[Objective]: Below is a block of records. Copy every line in it that contains the word "DataFrame".

[Extracted records]:
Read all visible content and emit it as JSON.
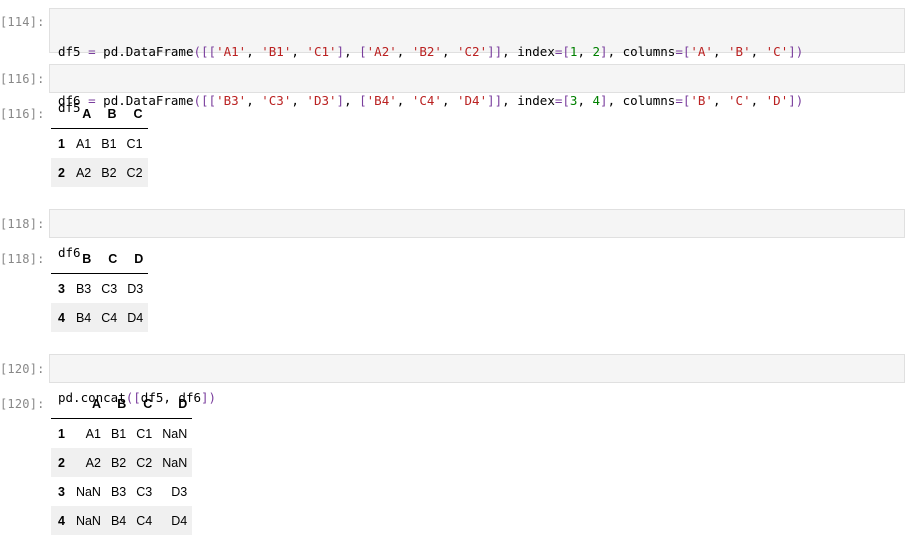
{
  "cells": [
    {
      "prompt": "[114]:",
      "code_lines": [
        "df5 = pd.DataFrame([['A1', 'B1', 'C1'], ['A2', 'B2', 'C2']], index=[1, 2], columns=['A', 'B', 'C'])",
        "df6 = pd.DataFrame([['B3', 'C3', 'D3'], ['B4', 'C4', 'D4']], index=[3, 4], columns=['B', 'C', 'D'])"
      ]
    },
    {
      "prompt": "[116]:",
      "code_lines": [
        "df5"
      ],
      "output_prompt": "[116]:",
      "table": {
        "columns": [
          "",
          "A",
          "B",
          "C"
        ],
        "rows": [
          {
            "index": "1",
            "values": [
              "A1",
              "B1",
              "C1"
            ]
          },
          {
            "index": "2",
            "values": [
              "A2",
              "B2",
              "C2"
            ]
          }
        ]
      }
    },
    {
      "prompt": "[118]:",
      "code_lines": [
        "df6"
      ],
      "output_prompt": "[118]:",
      "table": {
        "columns": [
          "",
          "B",
          "C",
          "D"
        ],
        "rows": [
          {
            "index": "3",
            "values": [
              "B3",
              "C3",
              "D3"
            ]
          },
          {
            "index": "4",
            "values": [
              "B4",
              "C4",
              "D4"
            ]
          }
        ]
      }
    },
    {
      "prompt": "[120]:",
      "code_lines": [
        "pd.concat([df5, df6])"
      ],
      "output_prompt": "[120]:",
      "table": {
        "columns": [
          "",
          "A",
          "B",
          "C",
          "D"
        ],
        "rows": [
          {
            "index": "1",
            "values": [
              "A1",
              "B1",
              "C1",
              "NaN"
            ]
          },
          {
            "index": "2",
            "values": [
              "A2",
              "B2",
              "C2",
              "NaN"
            ]
          },
          {
            "index": "3",
            "values": [
              "NaN",
              "B3",
              "C3",
              "D3"
            ]
          },
          {
            "index": "4",
            "values": [
              "NaN",
              "B4",
              "C4",
              "D4"
            ]
          }
        ]
      }
    }
  ],
  "colors": {
    "function": "#2b5fa8",
    "operator": "#7a3e9d",
    "string": "#ba2121",
    "number": "#008000",
    "prompt": "#888888",
    "cell_bg": "#f5f5f5",
    "row_stripe": "#f0f0f0"
  }
}
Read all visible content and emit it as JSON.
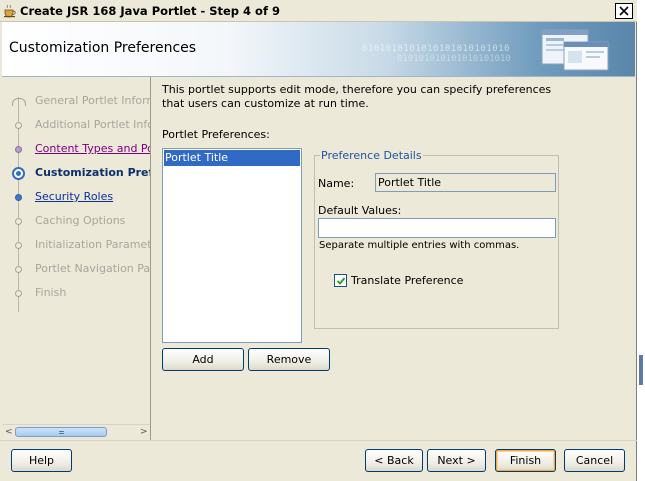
{
  "window": {
    "title": "Create JSR 168 Java Portlet - Step 4 of 9",
    "close_glyph": "✕"
  },
  "header": {
    "heading": "Customization Preferences",
    "binary_text_1": "0101010101010101010101010",
    "binary_text_2": "010101010101010101010"
  },
  "nav": {
    "items": [
      {
        "label": "General Portlet Informati",
        "state": "disabled"
      },
      {
        "label": "Additional Portlet Inform",
        "state": "disabled"
      },
      {
        "label": "Content Types and Port",
        "state": "visited"
      },
      {
        "label": "Customization Prefe",
        "state": "current"
      },
      {
        "label": "Security Roles",
        "state": "link"
      },
      {
        "label": "Caching Options",
        "state": "disabled"
      },
      {
        "label": "Initialization Parameters",
        "state": "disabled"
      },
      {
        "label": "Portlet Navigation Paran",
        "state": "disabled"
      },
      {
        "label": "Finish",
        "state": "disabled"
      }
    ],
    "scroll_left": "<",
    "scroll_right": ">"
  },
  "main": {
    "description": "This portlet supports edit mode, therefore you can specify preferences that users can customize at run time.",
    "preferences_label": "Portlet Preferences:",
    "preferences": [
      "Portlet Title"
    ],
    "add_label": "Add",
    "remove_label": "Remove"
  },
  "details": {
    "legend": "Preference Details",
    "name_label": "Name:",
    "name_value": "Portlet Title",
    "default_label": "Default Values:",
    "default_value": "",
    "hint": "Separate multiple entries with commas.",
    "translate_label": "Translate Preference",
    "translate_checked": true
  },
  "footer": {
    "help_label": "Help",
    "back_label": "< Back",
    "next_label": "Next >",
    "finish_label": "Finish",
    "cancel_label": "Cancel"
  }
}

[Output for this task]:
        "df5 = pd.DataFrame([['A1', 'B1', 'C1'], ['A2', 'B2', 'C2']], index=[1, 2], columns=['A', 'B', 'C'])",
        "df6 = pd.DataFrame([['B3', 'C3', 'D3'], ['B4', 'C4', 'D4']], index=[3, 4], columns=['B', 'C', 'D'])"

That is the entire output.